#### Material for the task:
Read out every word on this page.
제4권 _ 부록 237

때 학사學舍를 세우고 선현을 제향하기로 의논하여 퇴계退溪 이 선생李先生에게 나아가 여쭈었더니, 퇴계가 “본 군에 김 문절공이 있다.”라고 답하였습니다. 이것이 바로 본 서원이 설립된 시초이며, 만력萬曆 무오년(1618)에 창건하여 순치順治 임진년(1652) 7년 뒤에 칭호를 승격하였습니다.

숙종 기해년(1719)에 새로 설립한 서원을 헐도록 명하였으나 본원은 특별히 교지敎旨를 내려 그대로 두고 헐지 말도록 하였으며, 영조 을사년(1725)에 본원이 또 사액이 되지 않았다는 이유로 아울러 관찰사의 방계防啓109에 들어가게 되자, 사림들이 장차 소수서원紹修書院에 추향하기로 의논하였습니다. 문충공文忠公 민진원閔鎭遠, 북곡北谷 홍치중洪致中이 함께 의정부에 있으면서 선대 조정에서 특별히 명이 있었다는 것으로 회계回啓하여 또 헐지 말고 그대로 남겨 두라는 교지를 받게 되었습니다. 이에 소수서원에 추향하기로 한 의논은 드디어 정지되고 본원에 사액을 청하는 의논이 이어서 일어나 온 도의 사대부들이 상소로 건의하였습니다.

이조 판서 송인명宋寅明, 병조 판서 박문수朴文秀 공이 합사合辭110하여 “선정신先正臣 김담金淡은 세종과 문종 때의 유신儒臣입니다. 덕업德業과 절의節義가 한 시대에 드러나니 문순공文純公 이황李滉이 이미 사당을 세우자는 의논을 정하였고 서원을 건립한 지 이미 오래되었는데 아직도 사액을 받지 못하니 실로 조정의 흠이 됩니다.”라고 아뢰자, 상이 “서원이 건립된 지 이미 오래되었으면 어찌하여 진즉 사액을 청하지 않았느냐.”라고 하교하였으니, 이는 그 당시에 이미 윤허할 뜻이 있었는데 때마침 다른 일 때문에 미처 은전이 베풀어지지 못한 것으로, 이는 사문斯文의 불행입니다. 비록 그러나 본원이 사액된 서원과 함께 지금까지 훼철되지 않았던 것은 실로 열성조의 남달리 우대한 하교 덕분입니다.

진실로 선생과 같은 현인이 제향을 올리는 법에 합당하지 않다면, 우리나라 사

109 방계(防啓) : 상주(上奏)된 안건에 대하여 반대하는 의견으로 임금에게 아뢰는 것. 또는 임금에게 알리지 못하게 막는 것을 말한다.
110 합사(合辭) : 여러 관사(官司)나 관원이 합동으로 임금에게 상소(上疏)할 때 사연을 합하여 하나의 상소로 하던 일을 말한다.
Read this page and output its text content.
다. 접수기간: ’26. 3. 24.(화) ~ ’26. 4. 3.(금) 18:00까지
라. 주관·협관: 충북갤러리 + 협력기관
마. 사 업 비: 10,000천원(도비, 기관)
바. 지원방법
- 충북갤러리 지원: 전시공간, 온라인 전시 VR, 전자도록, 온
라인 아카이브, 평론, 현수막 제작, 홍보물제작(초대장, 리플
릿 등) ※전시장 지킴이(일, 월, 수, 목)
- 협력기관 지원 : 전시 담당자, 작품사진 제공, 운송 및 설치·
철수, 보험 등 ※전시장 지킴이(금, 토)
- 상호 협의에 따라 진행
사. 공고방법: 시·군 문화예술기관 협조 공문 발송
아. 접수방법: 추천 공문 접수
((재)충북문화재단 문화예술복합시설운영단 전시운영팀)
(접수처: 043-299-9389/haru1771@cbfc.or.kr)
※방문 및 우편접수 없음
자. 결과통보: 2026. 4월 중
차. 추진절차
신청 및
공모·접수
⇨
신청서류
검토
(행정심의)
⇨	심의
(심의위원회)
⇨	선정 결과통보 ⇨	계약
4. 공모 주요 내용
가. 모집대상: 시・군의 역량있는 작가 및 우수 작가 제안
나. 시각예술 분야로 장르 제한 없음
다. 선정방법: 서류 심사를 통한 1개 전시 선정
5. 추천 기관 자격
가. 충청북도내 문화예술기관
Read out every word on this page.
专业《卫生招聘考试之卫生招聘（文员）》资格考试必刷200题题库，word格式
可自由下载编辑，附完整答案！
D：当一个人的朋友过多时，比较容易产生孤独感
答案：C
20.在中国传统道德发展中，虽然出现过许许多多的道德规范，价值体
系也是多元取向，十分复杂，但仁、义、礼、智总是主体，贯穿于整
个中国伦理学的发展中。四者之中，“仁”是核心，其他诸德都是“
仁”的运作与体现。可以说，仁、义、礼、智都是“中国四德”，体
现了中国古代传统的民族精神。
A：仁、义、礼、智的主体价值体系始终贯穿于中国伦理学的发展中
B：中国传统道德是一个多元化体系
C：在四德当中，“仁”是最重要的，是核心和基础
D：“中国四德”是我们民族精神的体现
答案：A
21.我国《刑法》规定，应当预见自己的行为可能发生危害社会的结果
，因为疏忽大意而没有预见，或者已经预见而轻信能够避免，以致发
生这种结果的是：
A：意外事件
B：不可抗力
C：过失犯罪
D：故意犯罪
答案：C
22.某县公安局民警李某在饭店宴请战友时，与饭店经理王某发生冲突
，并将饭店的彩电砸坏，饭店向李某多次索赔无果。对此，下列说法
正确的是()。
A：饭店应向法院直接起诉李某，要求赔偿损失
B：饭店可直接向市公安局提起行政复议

#### Task prompt:
Write the material out again word for word.

#### Task answer:
Read out every word on this page.
제4권 _ 부록 237

때 학사學舍를 세우고 선현을 제향하기로 의논하여 퇴계退溪 이 선생李先生에게 나아가 여쭈었더니, 퇴계가 “본 군에 김 문절공이 있다.”라고 답하였습니다. 이것이 바로 본 서원이 설립된 시초이며, 만력萬曆 무오년(1618)에 창건하여 순치順治 임진년(1652) 7년 뒤에 칭호를 승격하였습니다.

숙종 기해년(1719)에 새로 설립한 서원을 헐도록 명하였으나 본원은 특별히 교지敎旨를 내려 그대로 두고 헐지 말도록 하였으며, 영조 을사년(1725)에 본원이 또 사액이 되지 않았다는 이유로 아울러 관찰사의 방계防啓109에 들어가게 되자, 사림들이 장차 소수서원紹修書院에 추향하기로 의논하였습니다. 문충공文忠公 민진원閔鎭遠, 북곡北谷 홍치중洪致中이 함께 의정부에 있으면서 선대 조정에서 특별히 명이 있었다는 것으로 회계回啓하여 또 헐지 말고 그대로 남겨 두라는 교지를 받게 되었습니다. 이에 소수서원에 추향하기로 한 의논은 드디어 정지되고 본원에 사액을 청하는 의논이 이어서 일어나 온 도의 사대부들이 상소로 건의하였습니다.

이조 판서 송인명宋寅明, 병조 판서 박문수朴文秀 공이 합사合辭110하여 “선정신先正臣 김담金淡은 세종과 문종 때의 유신儒臣입니다. 덕업德業과 절의節義가 한 시대에 드러나니 문순공文純公 이황李滉이 이미 사당을 세우자는 의논을 정하였고 서원을 건립한 지 이미 오래되었는데 아직도 사액을 받지 못하니 실로 조정의 흠이 됩니다.”라고 아뢰자, 상이 “서원이 건립된 지 이미 오래되었으면 어찌하여 진즉 사액을 청하지 않았느냐.”라고 하교하였으니, 이는 그 당시에 이미 윤허할 뜻이 있었는데 때마침 다른 일 때문에 미처 은전이 베풀어지지 못한 것으로, 이는 사문斯文의 불행입니다. 비록 그러나 본원이 사액된 서원과 함께 지금까지 훼철되지 않았던 것은 실로 열성조의 남달리 우대한 하교 덕분입니다.

진실로 선생과 같은 현인이 제향을 올리는 법에 합당하지 않다면, 우리나라 사

109 방계(防啓) : 상주(上奏)된 안건에 대하여 반대하는 의견으로 임금에게 아뢰는 것. 또는 임금에게 알리지 못하게 막는 것을 말한다.
110 합사(合辭) : 여러 관사(官司)나 관원이 합동으로 임금에게 상소(上疏)할 때 사연을 합하여 하나의 상소로 하던 일을 말한다.
Read this page and output its text content.
다. 접수기간: ’26. 3. 24.(화) ~ ’26. 4. 3.(금) 18:00까지
라. 주관·협관: 충북갤러리 + 협력기관
마. 사 업 비: 10,000천원(도비, 기관)
바. 지원방법
- 충북갤러리 지원: 전시공간, 온라인 전시 VR, 전자도록, 온
라인 아카이브, 평론, 현수막 제작, 홍보물제작(초대장, 리플
릿 등) ※전시장 지킴이(일, 월, 수, 목)
- 협력기관 지원 : 전시 담당자, 작품사진 제공, 운송 및 설치·
철수, 보험 등 ※전시장 지킴이(금, 토)
- 상호 협의에 따라 진행
사. 공고방법: 시·군 문화예술기관 협조 공문 발송
아. 접수방법: 추천 공문 접수
((재)충북문화재단 문화예술복합시설운영단 전시운영팀)
(접수처: 043-299-9389/haru1771@cbfc.or.kr)
※방문 및 우편접수 없음
자. 결과통보: 2026. 4월 중
차. 추진절차
신청 및
공모·접수
⇨
신청서류
검토
(행정심의)
⇨	심의
(심의위원회)
⇨	선정 결과통보 ⇨	계약
4. 공모 주요 내용
가. 모집대상: 시・군의 역량있는 작가 및 우수 작가 제안
나. 시각예술 분야로 장르 제한 없음
다. 선정방법: 서류 심사를 통한 1개 전시 선정
5. 추천 기관 자격
가. 충청북도내 문화예술기관
Read out every word on this page.
专业《卫生招聘考试之卫生招聘（文员）》资格考试必刷200题题库，word格式
可自由下载编辑，附完整答案！
D：当一个人的朋友过多时，比较容易产生孤独感
答案：C
20.在中国传统道德发展中，虽然出现过许许多多的道德规范，价值体
系也是多元取向，十分复杂，但仁、义、礼、智总是主体，贯穿于整
个中国伦理学的发展中。四者之中，“仁”是核心，其他诸德都是“
仁”的运作与体现。可以说，仁、义、礼、智都是“中国四德”，体
现了中国古代传统的民族精神。
A：仁、义、礼、智的主体价值体系始终贯穿于中国伦理学的发展中
B：中国传统道德是一个多元化体系
C：在四德当中，“仁”是最重要的，是核心和基础
D：“中国四德”是我们民族精神的体现
答案：A
21.我国《刑法》规定，应当预见自己的行为可能发生危害社会的结果
，因为疏忽大意而没有预见，或者已经预见而轻信能够避免，以致发
生这种结果的是：
A：意外事件
B：不可抗力
C：过失犯罪
D：故意犯罪
答案：C
22.某县公安局民警李某在饭店宴请战友时，与饭店经理王某发生冲突
，并将饭店的彩电砸坏，饭店向李某多次索赔无果。对此，下列说法
正确的是()。
A：饭店应向法院直接起诉李某，要求赔偿损失
B：饭店可直接向市公安局提起行政复议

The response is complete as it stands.